[Dataset records on visual material]

****************************************

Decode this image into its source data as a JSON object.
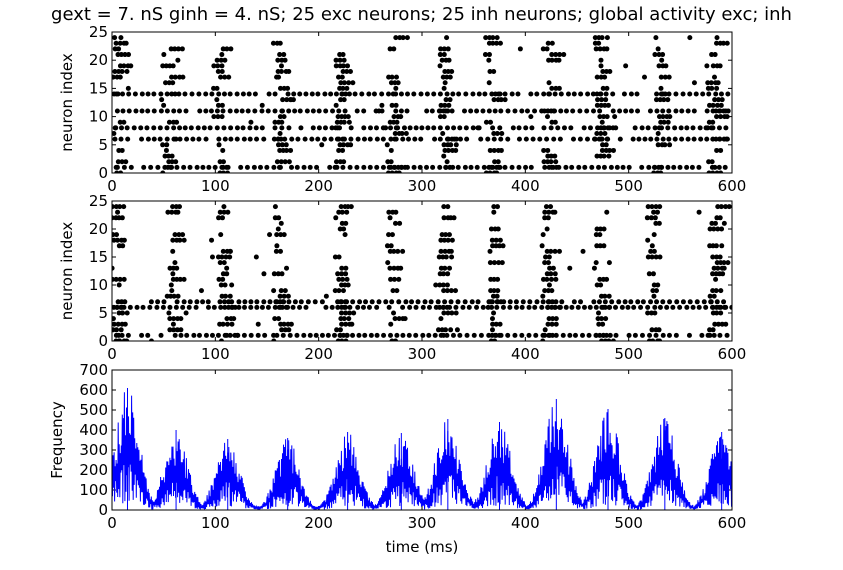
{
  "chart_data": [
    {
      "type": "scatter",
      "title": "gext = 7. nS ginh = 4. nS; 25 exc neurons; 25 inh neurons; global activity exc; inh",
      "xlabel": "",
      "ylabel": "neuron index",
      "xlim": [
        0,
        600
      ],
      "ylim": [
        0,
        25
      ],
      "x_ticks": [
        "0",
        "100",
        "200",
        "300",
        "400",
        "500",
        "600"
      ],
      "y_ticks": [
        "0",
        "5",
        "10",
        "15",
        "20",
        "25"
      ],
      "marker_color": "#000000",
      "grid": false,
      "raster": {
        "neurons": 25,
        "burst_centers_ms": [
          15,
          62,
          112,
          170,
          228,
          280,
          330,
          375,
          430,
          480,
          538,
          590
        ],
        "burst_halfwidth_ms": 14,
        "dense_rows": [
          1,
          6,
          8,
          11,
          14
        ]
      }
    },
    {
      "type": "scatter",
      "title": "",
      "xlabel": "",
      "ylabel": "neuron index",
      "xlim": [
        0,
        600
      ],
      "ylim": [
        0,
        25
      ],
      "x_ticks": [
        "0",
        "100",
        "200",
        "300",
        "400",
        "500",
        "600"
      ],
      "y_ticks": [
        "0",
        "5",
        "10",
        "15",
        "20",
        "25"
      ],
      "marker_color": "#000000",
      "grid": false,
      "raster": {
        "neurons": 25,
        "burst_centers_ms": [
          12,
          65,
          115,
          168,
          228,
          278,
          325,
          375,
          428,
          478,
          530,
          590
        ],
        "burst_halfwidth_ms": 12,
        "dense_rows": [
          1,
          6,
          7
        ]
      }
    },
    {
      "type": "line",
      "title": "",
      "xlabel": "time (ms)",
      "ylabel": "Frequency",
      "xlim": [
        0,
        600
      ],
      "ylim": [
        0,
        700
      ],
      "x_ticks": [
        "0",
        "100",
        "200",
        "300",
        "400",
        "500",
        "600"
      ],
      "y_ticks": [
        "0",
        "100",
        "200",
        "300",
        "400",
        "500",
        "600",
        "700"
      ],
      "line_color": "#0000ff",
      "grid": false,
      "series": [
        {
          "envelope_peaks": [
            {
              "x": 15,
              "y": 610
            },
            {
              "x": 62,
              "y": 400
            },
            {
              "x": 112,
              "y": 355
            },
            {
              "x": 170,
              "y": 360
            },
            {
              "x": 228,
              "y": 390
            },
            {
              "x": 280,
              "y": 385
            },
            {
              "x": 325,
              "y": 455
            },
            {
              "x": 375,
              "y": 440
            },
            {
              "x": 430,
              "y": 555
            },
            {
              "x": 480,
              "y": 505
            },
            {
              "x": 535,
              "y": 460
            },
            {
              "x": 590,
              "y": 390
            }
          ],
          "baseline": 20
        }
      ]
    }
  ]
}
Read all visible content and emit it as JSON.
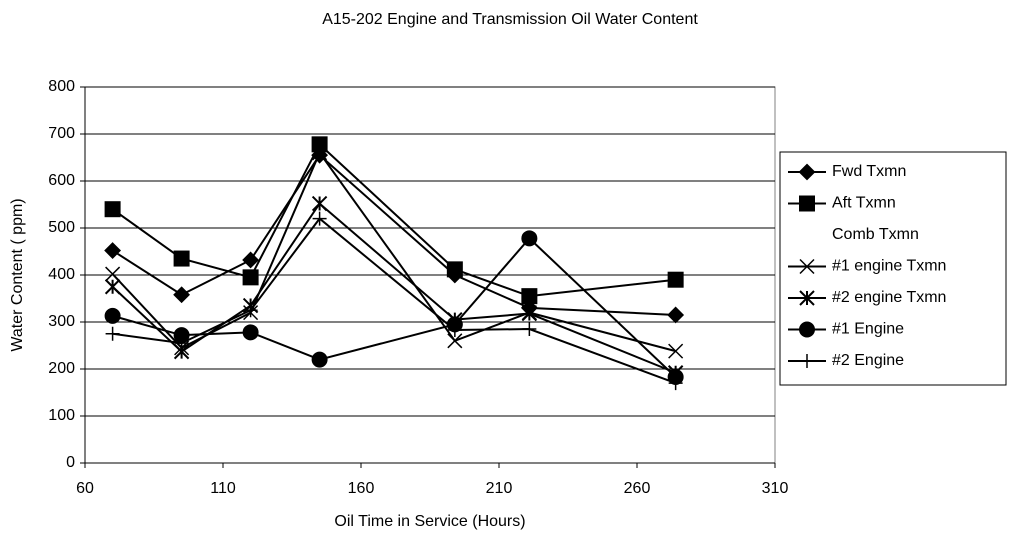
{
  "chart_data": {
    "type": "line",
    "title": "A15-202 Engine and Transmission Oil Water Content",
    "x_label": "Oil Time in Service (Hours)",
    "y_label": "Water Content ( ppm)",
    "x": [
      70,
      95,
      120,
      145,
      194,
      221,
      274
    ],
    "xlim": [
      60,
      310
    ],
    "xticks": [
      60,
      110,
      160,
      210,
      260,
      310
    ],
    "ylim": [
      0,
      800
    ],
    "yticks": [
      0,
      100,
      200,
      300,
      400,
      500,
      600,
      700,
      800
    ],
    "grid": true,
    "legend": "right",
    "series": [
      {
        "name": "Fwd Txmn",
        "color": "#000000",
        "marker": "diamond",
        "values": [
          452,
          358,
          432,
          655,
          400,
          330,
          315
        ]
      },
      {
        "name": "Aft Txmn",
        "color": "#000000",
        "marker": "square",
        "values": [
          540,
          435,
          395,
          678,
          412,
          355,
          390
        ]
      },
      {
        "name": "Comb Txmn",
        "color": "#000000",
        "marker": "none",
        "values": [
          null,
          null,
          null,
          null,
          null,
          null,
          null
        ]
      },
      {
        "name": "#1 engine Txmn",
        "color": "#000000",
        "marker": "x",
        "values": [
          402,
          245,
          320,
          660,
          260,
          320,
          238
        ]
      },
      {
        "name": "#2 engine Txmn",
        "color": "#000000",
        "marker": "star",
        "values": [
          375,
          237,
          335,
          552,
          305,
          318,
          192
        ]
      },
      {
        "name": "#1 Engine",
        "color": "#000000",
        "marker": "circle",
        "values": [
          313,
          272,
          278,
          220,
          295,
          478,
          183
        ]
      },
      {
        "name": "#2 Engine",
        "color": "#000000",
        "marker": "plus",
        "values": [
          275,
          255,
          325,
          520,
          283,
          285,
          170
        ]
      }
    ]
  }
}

****************************************

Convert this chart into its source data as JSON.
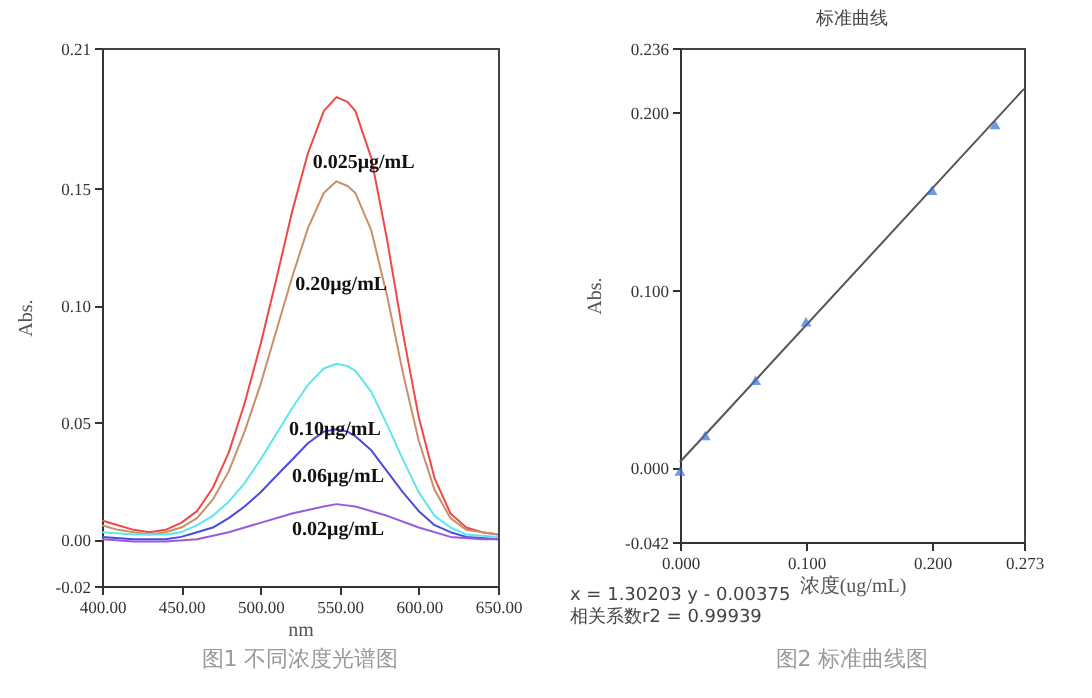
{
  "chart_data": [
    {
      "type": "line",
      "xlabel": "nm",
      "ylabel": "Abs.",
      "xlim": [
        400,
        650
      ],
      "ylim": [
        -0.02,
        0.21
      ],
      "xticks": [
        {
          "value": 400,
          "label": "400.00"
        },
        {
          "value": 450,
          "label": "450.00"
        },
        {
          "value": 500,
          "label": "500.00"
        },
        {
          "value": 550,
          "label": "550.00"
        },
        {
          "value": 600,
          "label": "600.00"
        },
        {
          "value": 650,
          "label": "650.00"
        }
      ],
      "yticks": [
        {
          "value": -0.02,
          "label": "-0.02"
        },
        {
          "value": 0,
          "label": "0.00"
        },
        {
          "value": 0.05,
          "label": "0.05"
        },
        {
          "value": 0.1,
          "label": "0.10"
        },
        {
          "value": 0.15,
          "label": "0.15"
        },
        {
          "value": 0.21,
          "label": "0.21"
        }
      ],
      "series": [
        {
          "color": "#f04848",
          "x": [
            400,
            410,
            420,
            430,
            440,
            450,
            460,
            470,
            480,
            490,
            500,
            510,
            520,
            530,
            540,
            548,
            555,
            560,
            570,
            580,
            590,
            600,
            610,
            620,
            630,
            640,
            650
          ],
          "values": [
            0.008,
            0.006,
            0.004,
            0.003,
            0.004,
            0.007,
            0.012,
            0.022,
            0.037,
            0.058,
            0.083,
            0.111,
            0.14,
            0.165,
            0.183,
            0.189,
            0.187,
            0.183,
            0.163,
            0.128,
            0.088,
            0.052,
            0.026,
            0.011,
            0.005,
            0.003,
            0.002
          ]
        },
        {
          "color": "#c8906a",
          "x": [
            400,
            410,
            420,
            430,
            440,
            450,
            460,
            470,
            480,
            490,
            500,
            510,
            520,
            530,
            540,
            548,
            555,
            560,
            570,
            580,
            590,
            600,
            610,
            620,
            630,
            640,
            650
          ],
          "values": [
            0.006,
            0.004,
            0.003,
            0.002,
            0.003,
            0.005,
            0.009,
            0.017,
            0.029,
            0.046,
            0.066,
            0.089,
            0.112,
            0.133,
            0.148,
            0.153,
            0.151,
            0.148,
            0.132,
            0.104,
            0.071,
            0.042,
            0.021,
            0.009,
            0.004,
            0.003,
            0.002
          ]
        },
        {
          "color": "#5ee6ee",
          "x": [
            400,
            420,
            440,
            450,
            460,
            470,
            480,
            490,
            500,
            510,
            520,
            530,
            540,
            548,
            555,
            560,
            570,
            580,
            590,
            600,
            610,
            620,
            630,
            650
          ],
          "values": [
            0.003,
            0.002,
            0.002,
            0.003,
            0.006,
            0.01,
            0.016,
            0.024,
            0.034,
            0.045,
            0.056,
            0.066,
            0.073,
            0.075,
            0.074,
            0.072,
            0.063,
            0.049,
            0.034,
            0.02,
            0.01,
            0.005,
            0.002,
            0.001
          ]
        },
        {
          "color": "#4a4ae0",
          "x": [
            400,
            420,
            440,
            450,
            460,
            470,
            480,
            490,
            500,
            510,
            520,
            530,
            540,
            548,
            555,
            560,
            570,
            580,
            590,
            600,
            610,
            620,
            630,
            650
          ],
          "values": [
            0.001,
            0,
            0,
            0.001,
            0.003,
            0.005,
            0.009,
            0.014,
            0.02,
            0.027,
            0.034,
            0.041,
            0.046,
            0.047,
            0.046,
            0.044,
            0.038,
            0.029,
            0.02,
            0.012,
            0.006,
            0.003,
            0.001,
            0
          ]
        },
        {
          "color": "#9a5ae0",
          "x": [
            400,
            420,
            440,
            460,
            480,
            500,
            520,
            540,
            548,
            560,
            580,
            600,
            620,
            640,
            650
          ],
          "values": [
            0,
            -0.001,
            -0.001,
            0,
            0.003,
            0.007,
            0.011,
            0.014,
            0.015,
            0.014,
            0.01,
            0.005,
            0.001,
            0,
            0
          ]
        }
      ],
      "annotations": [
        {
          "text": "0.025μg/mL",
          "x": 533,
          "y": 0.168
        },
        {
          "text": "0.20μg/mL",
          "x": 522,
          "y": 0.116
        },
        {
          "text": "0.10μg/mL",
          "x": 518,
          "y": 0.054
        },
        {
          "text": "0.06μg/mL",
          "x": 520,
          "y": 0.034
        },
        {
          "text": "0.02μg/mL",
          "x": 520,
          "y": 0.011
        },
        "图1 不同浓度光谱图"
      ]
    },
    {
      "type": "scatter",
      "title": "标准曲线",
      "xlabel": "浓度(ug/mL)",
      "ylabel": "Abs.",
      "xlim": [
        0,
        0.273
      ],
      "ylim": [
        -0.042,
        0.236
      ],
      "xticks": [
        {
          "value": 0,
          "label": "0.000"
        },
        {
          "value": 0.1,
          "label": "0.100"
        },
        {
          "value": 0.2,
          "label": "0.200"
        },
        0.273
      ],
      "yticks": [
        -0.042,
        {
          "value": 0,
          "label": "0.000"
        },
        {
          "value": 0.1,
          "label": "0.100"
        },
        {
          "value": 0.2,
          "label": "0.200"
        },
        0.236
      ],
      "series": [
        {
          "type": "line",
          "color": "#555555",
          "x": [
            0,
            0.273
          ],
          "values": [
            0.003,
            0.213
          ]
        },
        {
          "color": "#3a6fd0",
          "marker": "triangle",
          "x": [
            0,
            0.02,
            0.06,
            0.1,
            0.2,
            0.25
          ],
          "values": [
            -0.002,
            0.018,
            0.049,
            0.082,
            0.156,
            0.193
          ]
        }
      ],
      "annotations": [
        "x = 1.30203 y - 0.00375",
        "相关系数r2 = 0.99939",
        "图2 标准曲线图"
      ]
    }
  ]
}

****************************************

_EXERCISE OBJECTIVE:_ Collect each line holding the string "xlabel".

_CORRECT RESPONSE:_
      "xlabel": "",
      "xlabel": "",
      "xlabel": "time (ms)",
      "xlabel": "nm",
      "xlabel": "浓度(ug/mL)",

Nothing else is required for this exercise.